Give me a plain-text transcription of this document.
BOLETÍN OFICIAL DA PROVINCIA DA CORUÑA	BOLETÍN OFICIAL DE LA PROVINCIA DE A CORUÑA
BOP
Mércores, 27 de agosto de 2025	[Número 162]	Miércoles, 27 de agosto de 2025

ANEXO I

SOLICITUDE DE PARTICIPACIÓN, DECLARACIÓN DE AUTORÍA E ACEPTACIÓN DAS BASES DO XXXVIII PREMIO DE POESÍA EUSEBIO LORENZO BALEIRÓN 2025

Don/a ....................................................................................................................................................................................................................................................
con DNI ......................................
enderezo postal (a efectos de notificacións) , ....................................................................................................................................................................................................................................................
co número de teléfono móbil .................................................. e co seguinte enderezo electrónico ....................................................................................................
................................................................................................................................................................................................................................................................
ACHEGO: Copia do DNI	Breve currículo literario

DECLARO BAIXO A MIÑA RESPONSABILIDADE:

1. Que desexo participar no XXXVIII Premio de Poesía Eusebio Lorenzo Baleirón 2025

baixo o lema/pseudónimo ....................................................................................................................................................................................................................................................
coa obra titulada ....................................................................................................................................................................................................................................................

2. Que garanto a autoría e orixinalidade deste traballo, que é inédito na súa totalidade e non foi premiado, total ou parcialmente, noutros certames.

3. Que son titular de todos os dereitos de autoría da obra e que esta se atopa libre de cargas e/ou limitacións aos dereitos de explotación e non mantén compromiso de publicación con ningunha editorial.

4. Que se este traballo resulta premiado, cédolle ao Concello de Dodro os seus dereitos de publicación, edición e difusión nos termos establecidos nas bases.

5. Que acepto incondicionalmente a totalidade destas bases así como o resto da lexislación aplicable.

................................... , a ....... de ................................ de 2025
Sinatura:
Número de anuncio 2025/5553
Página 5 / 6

## TASK OBJECTIVE
Leave out every line without the string "obra" and copy the rest.

## EXERCISE RESPONSE
coa obra titulada ....................................................................................................................................................................................................................................................
3. Que son titular de todos os dereitos de autoría da obra e que esta se atopa libre de cargas e/ou limitacións aos dereitos de explotación e non mantén compromiso de publicación con ningunha editorial.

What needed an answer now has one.